━━ Data shown ━━
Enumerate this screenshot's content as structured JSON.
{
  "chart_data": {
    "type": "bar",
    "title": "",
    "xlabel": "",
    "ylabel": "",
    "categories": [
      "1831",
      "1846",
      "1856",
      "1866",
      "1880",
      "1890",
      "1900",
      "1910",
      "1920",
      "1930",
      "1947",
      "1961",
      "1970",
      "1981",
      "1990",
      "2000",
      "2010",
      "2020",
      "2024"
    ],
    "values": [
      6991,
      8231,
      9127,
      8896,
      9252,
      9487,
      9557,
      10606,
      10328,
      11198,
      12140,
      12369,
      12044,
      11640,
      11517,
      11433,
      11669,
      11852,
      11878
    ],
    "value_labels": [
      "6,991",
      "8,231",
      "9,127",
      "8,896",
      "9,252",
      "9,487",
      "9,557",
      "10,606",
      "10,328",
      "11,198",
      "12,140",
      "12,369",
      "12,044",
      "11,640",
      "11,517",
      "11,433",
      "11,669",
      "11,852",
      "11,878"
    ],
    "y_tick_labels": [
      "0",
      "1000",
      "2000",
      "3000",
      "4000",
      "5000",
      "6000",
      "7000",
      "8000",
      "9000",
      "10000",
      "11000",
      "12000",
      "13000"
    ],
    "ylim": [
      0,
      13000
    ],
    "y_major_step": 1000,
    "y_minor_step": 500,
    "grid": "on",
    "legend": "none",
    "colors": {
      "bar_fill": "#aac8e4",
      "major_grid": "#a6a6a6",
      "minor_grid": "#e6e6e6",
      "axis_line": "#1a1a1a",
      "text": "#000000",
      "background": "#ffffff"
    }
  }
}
━━━
### Work instructions
Write out every entry above, word for word.

### The reply
Enumerate this screenshot's content as structured JSON.
{
  "chart_data": {
    "type": "bar",
    "title": "",
    "xlabel": "",
    "ylabel": "",
    "categories": [
      "1831",
      "1846",
      "1856",
      "1866",
      "1880",
      "1890",
      "1900",
      "1910",
      "1920",
      "1930",
      "1947",
      "1961",
      "1970",
      "1981",
      "1990",
      "2000",
      "2010",
      "2020",
      "2024"
    ],
    "values": [
      6991,
      8231,
      9127,
      8896,
      9252,
      9487,
      9557,
      10606,
      10328,
      11198,
      12140,
      12369,
      12044,
      11640,
      11517,
      11433,
      11669,
      11852,
      11878
    ],
    "value_labels": [
      "6,991",
      "8,231",
      "9,127",
      "8,896",
      "9,252",
      "9,487",
      "9,557",
      "10,606",
      "10,328",
      "11,198",
      "12,140",
      "12,369",
      "12,044",
      "11,640",
      "11,517",
      "11,433",
      "11,669",
      "11,852",
      "11,878"
    ],
    "y_tick_labels": [
      "0",
      "1000",
      "2000",
      "3000",
      "4000",
      "5000",
      "6000",
      "7000",
      "8000",
      "9000",
      "10000",
      "11000",
      "12000",
      "13000"
    ],
    "ylim": [
      0,
      13000
    ],
    "y_major_step": 1000,
    "y_minor_step": 500,
    "grid": "on",
    "legend": "none",
    "colors": {
      "bar_fill": "#aac8e4",
      "major_grid": "#a6a6a6",
      "minor_grid": "#e6e6e6",
      "axis_line": "#1a1a1a",
      "text": "#000000",
      "background": "#ffffff"
    }
  }
}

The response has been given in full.